## BEGIN

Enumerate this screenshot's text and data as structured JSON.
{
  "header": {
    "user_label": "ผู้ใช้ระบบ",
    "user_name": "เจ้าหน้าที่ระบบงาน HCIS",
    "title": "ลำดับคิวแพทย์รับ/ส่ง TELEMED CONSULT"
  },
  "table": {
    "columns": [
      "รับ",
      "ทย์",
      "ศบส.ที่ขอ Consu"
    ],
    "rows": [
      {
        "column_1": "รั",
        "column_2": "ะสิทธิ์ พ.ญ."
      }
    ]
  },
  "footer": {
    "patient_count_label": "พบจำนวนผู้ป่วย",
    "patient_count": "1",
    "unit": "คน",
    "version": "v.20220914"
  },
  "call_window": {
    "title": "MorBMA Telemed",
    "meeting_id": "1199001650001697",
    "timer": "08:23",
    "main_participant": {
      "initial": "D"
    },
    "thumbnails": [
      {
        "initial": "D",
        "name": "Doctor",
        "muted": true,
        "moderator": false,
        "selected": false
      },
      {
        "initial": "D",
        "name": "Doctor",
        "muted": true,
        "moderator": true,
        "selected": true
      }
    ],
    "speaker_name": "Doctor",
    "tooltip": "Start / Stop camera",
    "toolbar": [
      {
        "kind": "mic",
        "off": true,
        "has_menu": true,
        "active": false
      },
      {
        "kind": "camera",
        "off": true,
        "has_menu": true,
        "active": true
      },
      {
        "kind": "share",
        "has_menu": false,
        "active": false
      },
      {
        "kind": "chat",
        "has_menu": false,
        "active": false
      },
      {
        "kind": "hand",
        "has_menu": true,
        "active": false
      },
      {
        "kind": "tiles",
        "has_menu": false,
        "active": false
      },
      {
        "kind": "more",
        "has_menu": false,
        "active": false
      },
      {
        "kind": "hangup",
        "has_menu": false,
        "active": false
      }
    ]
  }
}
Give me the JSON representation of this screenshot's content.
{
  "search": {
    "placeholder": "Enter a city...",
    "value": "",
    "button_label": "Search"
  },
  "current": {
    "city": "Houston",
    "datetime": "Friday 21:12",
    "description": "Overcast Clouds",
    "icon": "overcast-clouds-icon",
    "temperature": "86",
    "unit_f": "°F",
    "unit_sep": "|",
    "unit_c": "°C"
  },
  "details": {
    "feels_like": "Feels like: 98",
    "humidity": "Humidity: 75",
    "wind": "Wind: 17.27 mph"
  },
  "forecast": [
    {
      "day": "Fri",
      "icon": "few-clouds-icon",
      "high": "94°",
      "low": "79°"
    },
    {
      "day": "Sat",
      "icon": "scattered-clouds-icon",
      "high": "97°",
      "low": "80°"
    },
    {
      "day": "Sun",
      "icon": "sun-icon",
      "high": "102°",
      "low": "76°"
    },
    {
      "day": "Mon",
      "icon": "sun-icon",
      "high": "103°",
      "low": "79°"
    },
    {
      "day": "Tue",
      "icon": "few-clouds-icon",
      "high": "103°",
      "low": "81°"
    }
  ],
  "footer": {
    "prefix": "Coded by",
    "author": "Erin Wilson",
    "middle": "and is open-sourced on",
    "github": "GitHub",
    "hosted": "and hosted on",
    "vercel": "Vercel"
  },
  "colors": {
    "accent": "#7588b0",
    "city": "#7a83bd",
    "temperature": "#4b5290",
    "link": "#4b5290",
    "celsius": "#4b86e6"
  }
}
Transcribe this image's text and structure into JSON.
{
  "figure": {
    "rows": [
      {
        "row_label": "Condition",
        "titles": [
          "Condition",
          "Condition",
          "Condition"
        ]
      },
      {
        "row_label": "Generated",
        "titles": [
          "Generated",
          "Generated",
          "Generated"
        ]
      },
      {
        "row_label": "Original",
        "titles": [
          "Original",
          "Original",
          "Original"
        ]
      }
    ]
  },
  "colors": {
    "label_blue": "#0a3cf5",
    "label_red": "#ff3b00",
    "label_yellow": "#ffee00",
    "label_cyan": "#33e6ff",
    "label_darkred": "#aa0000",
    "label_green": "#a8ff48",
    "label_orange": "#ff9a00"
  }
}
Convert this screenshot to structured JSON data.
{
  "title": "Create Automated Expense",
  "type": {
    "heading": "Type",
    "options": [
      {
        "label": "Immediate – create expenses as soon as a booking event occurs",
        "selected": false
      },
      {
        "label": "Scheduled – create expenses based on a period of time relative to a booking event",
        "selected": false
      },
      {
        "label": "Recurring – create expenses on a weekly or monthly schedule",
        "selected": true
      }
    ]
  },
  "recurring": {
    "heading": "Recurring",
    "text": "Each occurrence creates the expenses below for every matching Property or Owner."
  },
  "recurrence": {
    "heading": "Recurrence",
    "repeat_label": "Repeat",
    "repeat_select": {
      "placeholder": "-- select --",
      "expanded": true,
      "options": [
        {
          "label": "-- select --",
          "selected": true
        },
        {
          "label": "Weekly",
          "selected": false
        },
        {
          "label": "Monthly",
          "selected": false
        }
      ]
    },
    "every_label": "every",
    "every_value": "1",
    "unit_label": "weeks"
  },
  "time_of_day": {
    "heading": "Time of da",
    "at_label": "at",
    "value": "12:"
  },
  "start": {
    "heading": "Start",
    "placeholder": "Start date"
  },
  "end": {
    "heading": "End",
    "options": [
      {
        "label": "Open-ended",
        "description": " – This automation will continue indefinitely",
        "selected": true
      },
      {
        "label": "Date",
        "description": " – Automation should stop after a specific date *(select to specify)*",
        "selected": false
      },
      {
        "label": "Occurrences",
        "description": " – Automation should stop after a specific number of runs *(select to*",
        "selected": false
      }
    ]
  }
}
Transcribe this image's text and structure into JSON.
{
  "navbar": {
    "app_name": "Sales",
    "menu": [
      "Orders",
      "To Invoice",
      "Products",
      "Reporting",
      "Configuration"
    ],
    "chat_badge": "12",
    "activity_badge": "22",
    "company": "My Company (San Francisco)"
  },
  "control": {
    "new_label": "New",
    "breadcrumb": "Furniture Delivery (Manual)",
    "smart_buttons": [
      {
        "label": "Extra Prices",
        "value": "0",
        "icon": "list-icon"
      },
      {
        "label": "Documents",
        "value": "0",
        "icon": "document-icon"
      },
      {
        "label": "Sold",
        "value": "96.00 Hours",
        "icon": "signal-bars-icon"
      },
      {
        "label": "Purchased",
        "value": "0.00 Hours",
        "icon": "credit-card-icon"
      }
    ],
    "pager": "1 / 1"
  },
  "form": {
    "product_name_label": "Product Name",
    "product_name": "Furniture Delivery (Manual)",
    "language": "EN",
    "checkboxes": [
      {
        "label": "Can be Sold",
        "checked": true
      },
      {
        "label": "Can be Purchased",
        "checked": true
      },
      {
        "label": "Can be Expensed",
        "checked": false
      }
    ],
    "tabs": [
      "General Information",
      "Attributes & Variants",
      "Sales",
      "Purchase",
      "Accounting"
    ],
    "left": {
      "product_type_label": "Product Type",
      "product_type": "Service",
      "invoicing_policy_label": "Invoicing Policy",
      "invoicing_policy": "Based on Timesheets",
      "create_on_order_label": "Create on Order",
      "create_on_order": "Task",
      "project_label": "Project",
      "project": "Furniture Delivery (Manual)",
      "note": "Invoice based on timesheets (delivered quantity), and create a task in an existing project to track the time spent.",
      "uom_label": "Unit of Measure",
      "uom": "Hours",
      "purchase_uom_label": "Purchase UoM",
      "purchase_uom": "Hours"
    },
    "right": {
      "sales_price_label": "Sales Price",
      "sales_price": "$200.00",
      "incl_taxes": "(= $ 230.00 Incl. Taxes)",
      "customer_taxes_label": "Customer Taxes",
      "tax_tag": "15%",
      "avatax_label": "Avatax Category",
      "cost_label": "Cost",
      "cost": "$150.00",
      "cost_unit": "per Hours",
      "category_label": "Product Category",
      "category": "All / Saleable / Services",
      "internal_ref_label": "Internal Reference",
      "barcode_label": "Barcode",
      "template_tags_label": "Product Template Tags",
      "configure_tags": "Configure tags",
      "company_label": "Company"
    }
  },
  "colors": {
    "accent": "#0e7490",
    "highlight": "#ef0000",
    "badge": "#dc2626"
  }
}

## END

Go through the records above and copy every line with the word "heading".

    "heading": "Type",
    "heading": "Recurring",
    "heading": "Recurrence",
    "heading": "Time of da",
    "heading": "Start",
    "heading": "End",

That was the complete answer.